EXERCISE DIRECTIONS: Repeat exactly the lines from the line containing "Extract the structured" to the last line of the listing, including both.

AVAILABLE RECORDS:

◆ ◆ ◆ ◆

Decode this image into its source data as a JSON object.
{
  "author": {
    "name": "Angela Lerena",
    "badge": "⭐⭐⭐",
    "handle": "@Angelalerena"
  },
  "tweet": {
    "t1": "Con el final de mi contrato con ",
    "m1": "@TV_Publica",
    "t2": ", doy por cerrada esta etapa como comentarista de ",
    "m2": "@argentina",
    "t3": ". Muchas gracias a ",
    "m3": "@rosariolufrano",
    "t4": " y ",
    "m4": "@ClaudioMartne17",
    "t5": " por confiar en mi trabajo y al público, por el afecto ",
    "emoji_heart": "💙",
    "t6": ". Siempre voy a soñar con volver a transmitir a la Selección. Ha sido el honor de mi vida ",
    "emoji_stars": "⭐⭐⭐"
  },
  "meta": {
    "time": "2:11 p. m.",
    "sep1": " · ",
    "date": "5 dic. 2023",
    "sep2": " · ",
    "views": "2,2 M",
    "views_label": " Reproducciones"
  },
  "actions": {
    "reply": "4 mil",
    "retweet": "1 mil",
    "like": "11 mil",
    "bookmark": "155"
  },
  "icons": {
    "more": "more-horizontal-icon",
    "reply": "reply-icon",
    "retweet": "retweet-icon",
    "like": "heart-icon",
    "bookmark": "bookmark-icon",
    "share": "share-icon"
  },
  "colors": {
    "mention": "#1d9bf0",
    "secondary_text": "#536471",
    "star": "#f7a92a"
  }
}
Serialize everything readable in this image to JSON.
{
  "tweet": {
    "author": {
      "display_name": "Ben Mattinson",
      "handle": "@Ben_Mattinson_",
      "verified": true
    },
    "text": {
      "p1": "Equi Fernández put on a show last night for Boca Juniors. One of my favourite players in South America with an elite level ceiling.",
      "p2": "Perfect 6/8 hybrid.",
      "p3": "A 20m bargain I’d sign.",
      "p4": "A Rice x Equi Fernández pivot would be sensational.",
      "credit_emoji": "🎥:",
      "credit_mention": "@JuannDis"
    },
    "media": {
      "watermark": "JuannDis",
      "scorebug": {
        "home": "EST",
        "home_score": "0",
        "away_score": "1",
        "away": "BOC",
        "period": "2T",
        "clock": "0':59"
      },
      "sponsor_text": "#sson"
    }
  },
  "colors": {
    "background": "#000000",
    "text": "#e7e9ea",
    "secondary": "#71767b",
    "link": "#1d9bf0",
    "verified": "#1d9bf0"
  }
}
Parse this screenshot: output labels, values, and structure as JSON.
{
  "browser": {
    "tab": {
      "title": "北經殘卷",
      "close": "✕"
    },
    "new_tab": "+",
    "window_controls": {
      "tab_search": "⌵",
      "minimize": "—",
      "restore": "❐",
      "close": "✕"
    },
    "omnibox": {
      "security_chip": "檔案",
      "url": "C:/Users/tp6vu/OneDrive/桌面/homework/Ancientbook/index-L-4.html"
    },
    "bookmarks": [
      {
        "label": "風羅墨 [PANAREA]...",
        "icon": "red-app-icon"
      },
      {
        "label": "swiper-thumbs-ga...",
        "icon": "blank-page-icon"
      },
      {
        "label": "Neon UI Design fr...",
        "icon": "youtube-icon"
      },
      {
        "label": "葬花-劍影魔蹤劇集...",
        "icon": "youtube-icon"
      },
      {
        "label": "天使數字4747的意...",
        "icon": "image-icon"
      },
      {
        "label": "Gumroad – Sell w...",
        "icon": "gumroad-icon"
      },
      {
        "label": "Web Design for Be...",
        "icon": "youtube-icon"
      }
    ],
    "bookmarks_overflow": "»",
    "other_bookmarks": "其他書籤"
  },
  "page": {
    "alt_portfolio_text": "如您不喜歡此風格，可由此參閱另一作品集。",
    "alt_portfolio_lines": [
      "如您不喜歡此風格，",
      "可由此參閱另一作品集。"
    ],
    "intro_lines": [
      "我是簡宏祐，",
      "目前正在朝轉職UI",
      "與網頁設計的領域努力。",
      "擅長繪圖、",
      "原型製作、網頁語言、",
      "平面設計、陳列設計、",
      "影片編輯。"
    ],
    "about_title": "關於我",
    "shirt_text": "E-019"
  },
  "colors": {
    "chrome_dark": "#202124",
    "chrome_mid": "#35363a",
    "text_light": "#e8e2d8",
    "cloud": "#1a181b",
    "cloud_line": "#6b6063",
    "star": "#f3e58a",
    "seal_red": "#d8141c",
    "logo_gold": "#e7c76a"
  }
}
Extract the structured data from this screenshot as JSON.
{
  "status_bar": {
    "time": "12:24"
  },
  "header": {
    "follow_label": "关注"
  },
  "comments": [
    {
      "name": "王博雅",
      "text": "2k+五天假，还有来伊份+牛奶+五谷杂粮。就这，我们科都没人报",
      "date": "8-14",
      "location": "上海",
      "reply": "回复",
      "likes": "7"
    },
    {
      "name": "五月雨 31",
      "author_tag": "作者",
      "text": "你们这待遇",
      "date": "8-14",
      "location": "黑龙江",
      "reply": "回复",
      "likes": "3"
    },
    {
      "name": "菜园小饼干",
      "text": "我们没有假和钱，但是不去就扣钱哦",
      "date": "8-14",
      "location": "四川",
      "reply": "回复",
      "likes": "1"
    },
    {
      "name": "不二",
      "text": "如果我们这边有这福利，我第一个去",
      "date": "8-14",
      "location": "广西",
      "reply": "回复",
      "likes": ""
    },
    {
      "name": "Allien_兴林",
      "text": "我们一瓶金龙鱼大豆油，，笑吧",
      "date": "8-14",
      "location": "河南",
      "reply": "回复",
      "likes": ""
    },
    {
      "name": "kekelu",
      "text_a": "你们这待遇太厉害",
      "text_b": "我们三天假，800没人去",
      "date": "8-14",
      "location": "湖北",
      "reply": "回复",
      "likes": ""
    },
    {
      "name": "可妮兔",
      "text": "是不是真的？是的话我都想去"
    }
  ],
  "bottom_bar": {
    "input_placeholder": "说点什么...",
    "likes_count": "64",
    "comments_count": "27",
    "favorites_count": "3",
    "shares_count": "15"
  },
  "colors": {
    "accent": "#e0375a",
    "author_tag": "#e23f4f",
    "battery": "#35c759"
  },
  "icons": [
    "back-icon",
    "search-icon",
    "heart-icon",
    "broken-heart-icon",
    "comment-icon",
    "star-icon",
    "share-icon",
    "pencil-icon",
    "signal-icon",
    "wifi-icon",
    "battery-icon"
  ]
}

◆ ◆ ◆ ◆

FINISHED EXERCISE:
Extract the structured data from this screenshot as JSON.
{
  "status_bar": {
    "time": "12:24"
  },
  "header": {
    "follow_label": "关注"
  },
  "comments": [
    {
      "name": "王博雅",
      "text": "2k+五天假，还有来伊份+牛奶+五谷杂粮。就这，我们科都没人报",
      "date": "8-14",
      "location": "上海",
      "reply": "回复",
      "likes": "7"
    },
    {
      "name": "五月雨 31",
      "author_tag": "作者",
      "text": "你们这待遇",
      "date": "8-14",
      "location": "黑龙江",
      "reply": "回复",
      "likes": "3"
    },
    {
      "name": "菜园小饼干",
      "text": "我们没有假和钱，但是不去就扣钱哦",
      "date": "8-14",
      "location": "四川",
      "reply": "回复",
      "likes": "1"
    },
    {
      "name": "不二",
      "text": "如果我们这边有这福利，我第一个去",
      "date": "8-14",
      "location": "广西",
      "reply": "回复",
      "likes": ""
    },
    {
      "name": "Allien_兴林",
      "text": "我们一瓶金龙鱼大豆油，，笑吧",
      "date": "8-14",
      "location": "河南",
      "reply": "回复",
      "likes": ""
    },
    {
      "name": "kekelu",
      "text_a": "你们这待遇太厉害",
      "text_b": "我们三天假，800没人去",
      "date": "8-14",
      "location": "湖北",
      "reply": "回复",
      "likes": ""
    },
    {
      "name": "可妮兔",
      "text": "是不是真的？是的话我都想去"
    }
  ],
  "bottom_bar": {
    "input_placeholder": "说点什么...",
    "likes_count": "64",
    "comments_count": "27",
    "favorites_count": "3",
    "shares_count": "15"
  },
  "colors": {
    "accent": "#e0375a",
    "author_tag": "#e23f4f",
    "battery": "#35c759"
  },
  "icons": [
    "back-icon",
    "search-icon",
    "heart-icon",
    "broken-heart-icon",
    "comment-icon",
    "star-icon",
    "share-icon",
    "pencil-icon",
    "signal-icon",
    "wifi-icon",
    "battery-icon"
  ]
}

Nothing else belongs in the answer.